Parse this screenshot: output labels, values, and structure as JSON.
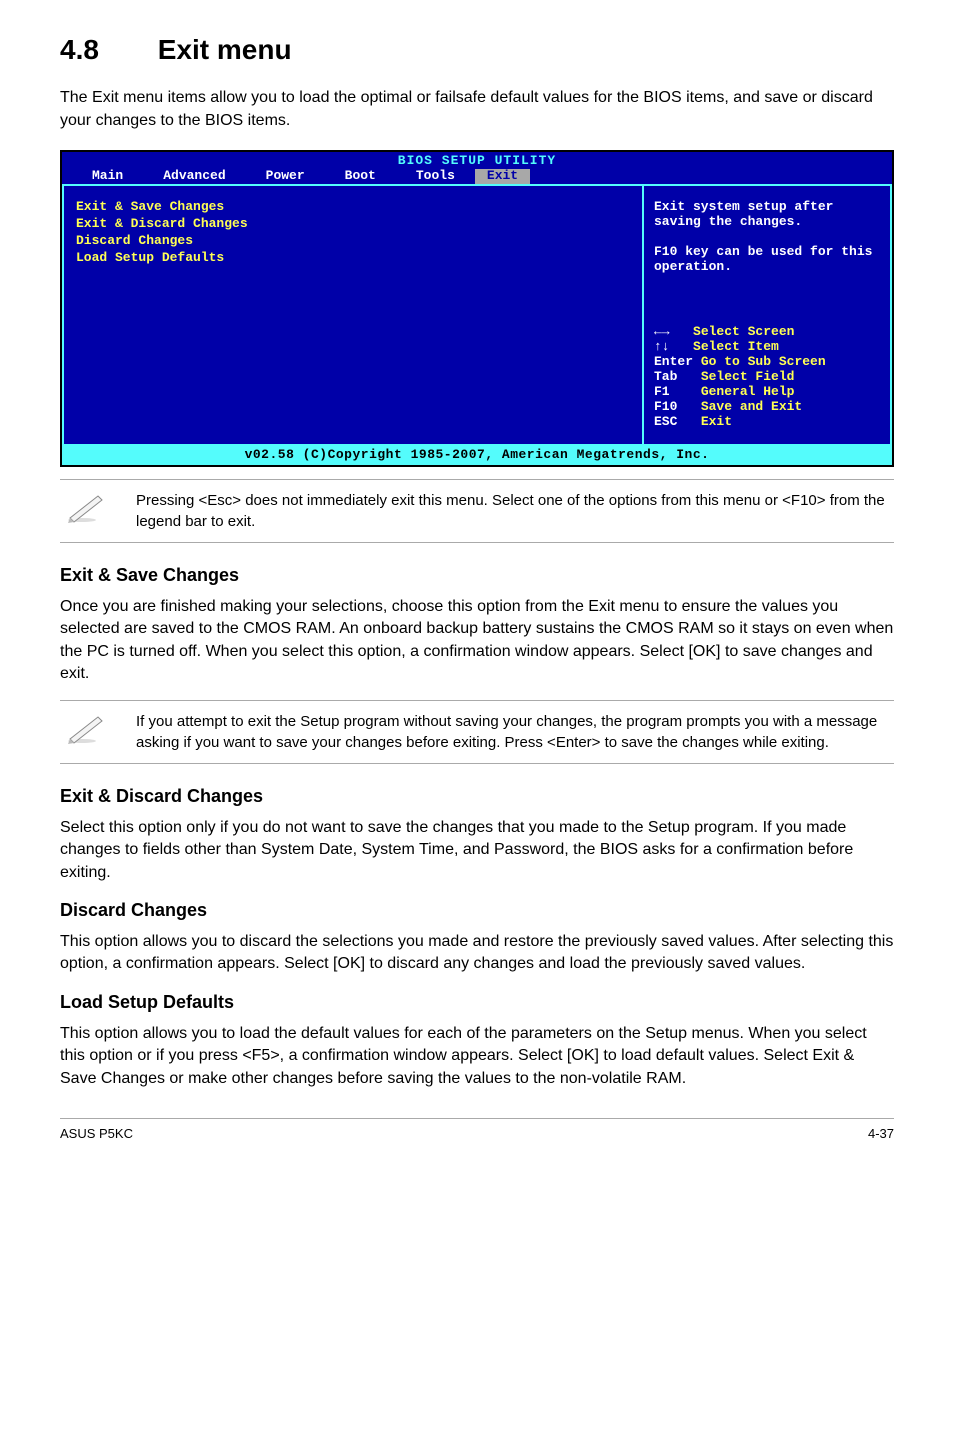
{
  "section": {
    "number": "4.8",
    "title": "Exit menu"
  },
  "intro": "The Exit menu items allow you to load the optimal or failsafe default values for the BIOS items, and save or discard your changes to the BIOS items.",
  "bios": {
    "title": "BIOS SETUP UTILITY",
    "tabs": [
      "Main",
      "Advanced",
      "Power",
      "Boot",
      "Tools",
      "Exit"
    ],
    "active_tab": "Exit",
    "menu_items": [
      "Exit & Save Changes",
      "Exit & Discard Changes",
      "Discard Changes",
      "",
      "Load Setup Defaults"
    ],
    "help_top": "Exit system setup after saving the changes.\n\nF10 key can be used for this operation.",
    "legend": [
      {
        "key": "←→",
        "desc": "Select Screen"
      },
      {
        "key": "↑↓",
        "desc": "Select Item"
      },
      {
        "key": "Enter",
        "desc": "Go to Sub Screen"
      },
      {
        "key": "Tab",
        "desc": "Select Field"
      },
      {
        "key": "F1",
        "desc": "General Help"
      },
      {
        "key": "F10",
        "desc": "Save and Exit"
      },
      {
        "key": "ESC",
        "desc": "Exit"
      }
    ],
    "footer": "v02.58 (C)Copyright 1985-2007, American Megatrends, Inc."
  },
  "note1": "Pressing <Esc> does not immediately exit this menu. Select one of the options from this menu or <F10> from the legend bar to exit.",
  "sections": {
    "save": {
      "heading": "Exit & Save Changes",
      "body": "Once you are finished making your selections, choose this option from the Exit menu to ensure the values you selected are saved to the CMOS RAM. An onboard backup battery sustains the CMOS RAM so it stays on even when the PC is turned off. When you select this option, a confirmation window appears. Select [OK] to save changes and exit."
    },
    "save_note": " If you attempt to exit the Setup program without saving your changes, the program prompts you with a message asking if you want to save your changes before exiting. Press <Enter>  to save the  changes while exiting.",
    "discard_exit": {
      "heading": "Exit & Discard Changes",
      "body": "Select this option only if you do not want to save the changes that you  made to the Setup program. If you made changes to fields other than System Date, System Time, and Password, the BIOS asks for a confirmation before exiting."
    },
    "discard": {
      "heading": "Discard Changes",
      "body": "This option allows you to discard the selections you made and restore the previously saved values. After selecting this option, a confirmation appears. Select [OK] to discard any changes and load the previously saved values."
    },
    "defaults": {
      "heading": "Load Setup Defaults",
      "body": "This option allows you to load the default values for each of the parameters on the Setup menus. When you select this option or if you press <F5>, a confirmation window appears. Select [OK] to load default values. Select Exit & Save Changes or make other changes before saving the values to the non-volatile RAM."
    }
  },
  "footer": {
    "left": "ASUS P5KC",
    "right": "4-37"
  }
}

--------

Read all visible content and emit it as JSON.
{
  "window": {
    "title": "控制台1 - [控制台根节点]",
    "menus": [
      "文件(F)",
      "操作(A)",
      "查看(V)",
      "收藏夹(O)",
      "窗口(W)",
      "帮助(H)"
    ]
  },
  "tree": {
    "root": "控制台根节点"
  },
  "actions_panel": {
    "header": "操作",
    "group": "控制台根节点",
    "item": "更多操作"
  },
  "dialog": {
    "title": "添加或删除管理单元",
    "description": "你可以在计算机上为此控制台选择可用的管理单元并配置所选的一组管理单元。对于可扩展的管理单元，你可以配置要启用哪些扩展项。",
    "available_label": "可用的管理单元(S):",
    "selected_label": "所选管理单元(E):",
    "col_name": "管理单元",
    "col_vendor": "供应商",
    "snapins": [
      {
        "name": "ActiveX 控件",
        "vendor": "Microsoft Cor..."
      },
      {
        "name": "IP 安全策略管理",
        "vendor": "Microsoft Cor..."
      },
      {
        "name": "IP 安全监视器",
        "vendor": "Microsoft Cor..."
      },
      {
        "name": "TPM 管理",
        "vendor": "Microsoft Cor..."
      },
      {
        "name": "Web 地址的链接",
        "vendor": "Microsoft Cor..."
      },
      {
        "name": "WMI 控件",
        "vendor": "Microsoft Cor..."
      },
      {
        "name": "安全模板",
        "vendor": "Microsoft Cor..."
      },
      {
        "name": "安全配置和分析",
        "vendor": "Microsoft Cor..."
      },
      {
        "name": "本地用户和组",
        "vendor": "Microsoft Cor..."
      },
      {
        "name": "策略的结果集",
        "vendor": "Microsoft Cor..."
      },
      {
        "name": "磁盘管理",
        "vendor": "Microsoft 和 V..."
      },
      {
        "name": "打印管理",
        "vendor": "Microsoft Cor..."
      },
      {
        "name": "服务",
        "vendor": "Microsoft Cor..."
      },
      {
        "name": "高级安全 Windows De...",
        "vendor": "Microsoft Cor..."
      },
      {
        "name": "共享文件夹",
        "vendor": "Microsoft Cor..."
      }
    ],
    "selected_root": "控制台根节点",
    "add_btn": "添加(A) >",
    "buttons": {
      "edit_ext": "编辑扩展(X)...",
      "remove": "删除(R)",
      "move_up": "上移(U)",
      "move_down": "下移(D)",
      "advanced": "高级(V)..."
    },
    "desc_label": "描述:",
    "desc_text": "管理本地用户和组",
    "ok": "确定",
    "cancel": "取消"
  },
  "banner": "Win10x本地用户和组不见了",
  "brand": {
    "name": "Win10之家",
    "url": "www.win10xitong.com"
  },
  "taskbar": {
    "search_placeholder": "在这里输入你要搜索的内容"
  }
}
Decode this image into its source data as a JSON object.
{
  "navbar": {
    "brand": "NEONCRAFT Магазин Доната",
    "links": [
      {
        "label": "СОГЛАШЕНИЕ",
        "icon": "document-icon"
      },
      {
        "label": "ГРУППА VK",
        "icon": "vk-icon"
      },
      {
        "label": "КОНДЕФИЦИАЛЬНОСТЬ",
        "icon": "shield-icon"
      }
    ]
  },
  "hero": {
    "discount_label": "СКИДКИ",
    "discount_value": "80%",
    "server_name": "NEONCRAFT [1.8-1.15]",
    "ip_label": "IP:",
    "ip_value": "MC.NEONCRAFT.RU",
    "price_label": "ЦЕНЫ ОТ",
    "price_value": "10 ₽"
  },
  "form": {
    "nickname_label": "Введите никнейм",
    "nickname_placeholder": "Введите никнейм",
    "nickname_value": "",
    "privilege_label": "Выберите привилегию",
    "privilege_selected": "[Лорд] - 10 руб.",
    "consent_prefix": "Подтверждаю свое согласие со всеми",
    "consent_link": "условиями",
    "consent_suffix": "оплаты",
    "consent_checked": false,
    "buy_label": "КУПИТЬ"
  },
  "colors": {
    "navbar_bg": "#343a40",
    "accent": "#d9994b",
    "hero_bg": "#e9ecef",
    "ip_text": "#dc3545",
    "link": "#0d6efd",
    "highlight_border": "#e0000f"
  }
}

--------

From the entries, copy out each line containing the word "made".

__Correct output__
      "body": "Select this option only if you do not want to save the changes that you  made to the Setup program. If you made changes to fields other than System Date, System Time, and Password, the BIOS asks for a confirmation before exiting."
      "body": "This option allows you to discard the selections you made and restore the previously saved values. After selecting this option, a confirmation appears. Select [OK] to discard any changes and load the previously saved values."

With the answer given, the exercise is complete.